--- START Provided data ---

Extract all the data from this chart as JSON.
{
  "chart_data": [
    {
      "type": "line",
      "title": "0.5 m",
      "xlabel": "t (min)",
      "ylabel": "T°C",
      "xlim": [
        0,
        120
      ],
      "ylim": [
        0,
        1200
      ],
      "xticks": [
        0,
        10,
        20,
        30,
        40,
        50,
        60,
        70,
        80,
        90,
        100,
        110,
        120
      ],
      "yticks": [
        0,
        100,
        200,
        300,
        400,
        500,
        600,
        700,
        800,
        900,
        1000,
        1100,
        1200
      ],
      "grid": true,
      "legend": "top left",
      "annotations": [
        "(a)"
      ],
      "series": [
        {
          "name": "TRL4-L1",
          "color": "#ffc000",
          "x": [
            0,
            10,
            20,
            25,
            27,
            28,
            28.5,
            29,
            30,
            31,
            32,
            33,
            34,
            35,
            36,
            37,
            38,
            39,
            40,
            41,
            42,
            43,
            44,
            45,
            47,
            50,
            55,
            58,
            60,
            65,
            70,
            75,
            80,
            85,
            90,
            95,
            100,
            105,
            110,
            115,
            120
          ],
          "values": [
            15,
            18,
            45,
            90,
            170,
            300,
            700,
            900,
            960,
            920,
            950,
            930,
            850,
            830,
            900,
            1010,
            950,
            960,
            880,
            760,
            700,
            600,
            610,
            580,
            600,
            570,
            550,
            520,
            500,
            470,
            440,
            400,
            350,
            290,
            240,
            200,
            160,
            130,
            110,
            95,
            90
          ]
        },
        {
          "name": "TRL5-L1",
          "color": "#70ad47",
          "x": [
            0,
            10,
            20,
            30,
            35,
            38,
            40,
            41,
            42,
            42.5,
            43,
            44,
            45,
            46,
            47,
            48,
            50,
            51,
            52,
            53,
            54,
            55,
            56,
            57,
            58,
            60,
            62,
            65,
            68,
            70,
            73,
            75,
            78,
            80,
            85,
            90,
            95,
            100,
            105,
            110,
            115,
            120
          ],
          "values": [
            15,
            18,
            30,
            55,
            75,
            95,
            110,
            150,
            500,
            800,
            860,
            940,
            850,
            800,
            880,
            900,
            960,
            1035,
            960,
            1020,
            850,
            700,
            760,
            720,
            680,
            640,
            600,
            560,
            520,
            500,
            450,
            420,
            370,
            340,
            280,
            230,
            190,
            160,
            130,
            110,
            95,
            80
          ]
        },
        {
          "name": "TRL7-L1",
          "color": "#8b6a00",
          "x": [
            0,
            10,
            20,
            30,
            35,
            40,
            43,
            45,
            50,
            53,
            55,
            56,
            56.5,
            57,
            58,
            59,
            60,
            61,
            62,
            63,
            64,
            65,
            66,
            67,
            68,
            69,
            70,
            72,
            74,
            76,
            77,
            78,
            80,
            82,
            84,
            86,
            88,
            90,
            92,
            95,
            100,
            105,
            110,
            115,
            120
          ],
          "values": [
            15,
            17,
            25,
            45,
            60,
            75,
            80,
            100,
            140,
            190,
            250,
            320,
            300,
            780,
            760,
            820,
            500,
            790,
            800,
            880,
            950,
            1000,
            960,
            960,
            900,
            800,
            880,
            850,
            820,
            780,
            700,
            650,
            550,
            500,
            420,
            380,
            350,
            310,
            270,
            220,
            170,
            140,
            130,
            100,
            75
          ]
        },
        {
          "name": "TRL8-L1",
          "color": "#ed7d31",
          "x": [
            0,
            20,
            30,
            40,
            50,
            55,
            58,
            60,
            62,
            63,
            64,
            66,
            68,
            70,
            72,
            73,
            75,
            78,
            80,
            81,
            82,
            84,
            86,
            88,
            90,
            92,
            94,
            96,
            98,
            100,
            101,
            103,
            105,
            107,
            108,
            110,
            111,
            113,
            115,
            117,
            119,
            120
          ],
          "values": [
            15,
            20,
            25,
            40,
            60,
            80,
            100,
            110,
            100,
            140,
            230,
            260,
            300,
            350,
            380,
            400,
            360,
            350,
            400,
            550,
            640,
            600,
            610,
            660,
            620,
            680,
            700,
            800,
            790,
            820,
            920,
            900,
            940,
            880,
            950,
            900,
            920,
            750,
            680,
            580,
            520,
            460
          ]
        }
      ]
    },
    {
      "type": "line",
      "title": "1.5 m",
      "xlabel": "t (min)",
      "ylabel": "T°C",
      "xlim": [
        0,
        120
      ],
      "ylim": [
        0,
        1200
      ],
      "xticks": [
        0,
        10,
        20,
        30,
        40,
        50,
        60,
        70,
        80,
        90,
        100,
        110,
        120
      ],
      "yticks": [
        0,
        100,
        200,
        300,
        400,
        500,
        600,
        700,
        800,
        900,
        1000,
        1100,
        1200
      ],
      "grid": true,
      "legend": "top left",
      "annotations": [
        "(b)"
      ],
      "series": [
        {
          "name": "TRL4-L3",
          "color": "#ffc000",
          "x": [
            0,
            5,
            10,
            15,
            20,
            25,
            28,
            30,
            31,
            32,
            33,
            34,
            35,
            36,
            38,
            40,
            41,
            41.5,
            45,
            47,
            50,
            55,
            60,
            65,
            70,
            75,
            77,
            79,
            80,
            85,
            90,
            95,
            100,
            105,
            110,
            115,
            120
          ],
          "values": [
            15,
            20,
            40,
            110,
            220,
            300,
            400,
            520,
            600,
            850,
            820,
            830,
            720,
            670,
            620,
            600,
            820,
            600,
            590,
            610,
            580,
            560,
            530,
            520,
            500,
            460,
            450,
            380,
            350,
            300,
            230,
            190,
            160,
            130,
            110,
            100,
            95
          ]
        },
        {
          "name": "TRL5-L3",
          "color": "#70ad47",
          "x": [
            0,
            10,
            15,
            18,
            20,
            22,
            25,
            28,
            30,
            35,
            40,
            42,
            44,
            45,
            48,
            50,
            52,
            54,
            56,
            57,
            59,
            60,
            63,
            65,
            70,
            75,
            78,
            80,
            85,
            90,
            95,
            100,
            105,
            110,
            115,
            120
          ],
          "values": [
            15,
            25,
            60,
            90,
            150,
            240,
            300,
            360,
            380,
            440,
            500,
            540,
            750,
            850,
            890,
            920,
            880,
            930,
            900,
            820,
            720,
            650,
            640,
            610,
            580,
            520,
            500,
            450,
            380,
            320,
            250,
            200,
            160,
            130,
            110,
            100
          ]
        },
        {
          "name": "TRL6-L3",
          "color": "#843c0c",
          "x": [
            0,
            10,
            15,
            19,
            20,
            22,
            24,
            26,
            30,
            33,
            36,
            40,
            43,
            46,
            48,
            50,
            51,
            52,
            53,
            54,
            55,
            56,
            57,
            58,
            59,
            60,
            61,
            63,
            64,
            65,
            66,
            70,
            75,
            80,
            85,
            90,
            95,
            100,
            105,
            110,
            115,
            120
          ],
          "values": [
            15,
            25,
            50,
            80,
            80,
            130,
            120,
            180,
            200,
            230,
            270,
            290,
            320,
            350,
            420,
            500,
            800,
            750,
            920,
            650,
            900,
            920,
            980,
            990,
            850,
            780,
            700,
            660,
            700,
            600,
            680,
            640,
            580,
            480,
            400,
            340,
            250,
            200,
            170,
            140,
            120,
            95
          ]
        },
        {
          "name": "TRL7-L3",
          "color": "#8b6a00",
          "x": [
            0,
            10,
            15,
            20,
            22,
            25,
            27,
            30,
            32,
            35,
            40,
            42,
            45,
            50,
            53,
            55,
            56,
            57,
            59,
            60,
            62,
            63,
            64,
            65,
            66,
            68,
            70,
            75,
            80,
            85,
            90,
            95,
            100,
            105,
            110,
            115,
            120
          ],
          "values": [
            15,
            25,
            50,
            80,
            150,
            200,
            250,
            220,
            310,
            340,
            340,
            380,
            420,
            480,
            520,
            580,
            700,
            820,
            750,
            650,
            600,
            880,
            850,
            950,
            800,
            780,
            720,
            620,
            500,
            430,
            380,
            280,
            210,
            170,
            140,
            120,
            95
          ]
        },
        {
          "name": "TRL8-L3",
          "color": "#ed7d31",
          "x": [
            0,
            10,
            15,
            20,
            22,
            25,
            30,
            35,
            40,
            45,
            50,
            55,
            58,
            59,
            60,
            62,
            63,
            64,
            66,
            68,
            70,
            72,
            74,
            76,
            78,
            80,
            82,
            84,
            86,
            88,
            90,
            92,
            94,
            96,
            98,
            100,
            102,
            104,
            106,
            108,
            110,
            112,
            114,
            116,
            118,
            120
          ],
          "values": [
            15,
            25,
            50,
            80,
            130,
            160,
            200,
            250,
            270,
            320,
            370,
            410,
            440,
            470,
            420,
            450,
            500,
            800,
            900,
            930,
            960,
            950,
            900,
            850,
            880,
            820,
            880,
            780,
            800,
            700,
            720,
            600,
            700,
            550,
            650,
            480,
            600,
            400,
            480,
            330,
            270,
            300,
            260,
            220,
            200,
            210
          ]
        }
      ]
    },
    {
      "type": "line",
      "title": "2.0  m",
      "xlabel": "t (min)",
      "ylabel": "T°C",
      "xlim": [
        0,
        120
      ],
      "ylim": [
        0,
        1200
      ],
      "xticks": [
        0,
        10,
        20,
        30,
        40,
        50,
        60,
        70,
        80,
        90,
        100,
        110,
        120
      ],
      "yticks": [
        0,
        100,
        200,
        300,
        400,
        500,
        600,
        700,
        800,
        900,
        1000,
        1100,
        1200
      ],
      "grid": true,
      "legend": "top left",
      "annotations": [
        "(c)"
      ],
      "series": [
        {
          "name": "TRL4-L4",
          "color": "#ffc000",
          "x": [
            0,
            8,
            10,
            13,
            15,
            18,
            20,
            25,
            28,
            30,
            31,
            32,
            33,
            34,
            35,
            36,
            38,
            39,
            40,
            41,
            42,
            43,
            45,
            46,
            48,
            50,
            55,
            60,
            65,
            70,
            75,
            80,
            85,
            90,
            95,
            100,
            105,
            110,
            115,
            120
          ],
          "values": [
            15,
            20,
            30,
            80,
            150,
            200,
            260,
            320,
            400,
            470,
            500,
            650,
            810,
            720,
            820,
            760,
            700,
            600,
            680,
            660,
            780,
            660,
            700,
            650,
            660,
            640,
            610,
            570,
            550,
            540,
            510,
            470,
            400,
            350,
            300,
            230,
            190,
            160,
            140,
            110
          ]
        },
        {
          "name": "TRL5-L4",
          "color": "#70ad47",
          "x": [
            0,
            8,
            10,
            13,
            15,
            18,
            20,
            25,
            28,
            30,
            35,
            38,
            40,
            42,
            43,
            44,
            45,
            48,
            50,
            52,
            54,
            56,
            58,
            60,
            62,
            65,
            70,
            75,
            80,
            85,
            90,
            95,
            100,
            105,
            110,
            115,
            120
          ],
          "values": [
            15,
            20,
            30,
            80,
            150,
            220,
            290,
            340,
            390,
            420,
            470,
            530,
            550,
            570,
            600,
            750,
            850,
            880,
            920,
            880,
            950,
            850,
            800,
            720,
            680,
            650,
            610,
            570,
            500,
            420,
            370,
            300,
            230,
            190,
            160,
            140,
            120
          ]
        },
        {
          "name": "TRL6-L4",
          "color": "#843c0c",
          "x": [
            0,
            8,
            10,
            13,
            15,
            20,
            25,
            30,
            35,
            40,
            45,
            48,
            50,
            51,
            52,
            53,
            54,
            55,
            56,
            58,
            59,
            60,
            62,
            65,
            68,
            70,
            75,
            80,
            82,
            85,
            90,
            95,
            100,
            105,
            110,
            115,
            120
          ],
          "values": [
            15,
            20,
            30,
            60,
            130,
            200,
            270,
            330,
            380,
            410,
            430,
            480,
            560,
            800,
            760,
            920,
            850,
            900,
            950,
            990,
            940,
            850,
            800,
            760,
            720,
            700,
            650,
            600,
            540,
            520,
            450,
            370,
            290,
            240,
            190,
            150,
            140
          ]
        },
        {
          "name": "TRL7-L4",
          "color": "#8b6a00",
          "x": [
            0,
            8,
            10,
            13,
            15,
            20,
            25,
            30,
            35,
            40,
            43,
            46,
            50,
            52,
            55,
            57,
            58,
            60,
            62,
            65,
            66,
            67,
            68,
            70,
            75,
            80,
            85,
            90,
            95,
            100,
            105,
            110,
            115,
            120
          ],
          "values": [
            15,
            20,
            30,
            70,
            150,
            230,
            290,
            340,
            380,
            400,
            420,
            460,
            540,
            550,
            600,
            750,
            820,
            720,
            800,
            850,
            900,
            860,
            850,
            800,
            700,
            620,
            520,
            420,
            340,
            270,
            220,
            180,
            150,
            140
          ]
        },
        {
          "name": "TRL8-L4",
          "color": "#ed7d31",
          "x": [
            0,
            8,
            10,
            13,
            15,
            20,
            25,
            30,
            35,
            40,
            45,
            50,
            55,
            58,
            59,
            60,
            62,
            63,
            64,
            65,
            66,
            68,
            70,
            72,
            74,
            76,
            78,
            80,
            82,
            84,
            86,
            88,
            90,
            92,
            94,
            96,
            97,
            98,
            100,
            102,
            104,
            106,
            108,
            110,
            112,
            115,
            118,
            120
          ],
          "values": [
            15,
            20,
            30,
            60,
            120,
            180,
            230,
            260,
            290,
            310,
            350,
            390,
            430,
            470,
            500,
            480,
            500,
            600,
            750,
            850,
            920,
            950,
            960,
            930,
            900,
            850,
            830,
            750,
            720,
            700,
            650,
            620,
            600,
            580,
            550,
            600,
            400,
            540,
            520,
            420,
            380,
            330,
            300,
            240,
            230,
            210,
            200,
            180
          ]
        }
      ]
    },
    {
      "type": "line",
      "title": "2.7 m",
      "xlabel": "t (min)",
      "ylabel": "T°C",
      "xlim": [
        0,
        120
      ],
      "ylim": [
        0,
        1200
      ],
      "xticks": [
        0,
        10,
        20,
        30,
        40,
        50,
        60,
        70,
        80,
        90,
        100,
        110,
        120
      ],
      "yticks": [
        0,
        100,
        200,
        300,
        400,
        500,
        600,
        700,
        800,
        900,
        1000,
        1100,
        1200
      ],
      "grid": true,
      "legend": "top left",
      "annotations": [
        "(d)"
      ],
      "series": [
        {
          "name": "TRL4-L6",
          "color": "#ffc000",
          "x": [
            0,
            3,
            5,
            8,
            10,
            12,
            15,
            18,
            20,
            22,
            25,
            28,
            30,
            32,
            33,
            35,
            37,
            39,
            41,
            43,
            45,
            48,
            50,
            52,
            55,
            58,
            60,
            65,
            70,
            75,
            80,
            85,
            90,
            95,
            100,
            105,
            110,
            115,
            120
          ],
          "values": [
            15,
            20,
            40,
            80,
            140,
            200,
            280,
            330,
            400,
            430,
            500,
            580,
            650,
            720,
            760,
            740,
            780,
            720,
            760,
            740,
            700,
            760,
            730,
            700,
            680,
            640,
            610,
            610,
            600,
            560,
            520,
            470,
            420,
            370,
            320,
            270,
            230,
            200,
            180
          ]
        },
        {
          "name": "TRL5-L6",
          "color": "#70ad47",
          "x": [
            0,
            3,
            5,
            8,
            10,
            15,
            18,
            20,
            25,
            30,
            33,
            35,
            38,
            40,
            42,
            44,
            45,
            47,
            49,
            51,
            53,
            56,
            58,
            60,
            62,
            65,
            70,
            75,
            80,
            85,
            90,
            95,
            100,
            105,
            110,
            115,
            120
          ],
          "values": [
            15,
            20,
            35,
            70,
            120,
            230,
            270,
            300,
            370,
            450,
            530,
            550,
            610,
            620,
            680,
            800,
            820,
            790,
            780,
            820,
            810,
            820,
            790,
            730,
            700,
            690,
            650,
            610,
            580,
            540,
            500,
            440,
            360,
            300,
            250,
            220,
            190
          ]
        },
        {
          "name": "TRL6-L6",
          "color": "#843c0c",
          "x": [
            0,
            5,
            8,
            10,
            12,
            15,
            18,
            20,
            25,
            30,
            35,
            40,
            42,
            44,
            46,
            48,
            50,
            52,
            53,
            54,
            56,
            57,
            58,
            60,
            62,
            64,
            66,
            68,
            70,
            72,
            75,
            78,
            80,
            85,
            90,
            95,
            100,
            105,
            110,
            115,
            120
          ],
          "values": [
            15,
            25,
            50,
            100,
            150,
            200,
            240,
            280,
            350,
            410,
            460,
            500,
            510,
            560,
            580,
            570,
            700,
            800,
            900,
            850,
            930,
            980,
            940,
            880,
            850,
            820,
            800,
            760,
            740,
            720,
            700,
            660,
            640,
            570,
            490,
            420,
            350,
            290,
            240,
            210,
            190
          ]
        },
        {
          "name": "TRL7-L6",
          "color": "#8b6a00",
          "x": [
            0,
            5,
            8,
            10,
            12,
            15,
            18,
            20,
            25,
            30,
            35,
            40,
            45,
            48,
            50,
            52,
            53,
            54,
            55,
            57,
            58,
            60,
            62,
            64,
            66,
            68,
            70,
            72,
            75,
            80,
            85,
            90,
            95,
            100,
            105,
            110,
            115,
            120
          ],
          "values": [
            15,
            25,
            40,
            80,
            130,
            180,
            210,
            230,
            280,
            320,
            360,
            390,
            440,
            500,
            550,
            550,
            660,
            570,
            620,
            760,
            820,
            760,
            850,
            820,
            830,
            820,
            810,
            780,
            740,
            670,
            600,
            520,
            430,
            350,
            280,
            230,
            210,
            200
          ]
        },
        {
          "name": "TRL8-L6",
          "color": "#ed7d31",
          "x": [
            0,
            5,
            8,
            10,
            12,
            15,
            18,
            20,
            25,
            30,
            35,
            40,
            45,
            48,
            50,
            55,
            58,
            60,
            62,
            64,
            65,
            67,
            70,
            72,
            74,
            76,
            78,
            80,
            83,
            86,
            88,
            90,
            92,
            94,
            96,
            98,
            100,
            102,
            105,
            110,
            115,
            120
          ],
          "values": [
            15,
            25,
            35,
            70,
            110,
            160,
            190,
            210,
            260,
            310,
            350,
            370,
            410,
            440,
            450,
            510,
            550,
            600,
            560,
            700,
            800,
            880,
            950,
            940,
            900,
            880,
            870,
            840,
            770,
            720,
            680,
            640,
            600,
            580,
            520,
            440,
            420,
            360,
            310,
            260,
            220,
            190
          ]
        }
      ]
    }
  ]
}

--- END Provided data ---

### Set problem:
Using the listing, collect all lines in which the string "title" is found.

### Exercise output:
      "title": "0.5 m",
      "title": "1.5 m",
      "title": "2.0  m",
      "title": "2.7 m",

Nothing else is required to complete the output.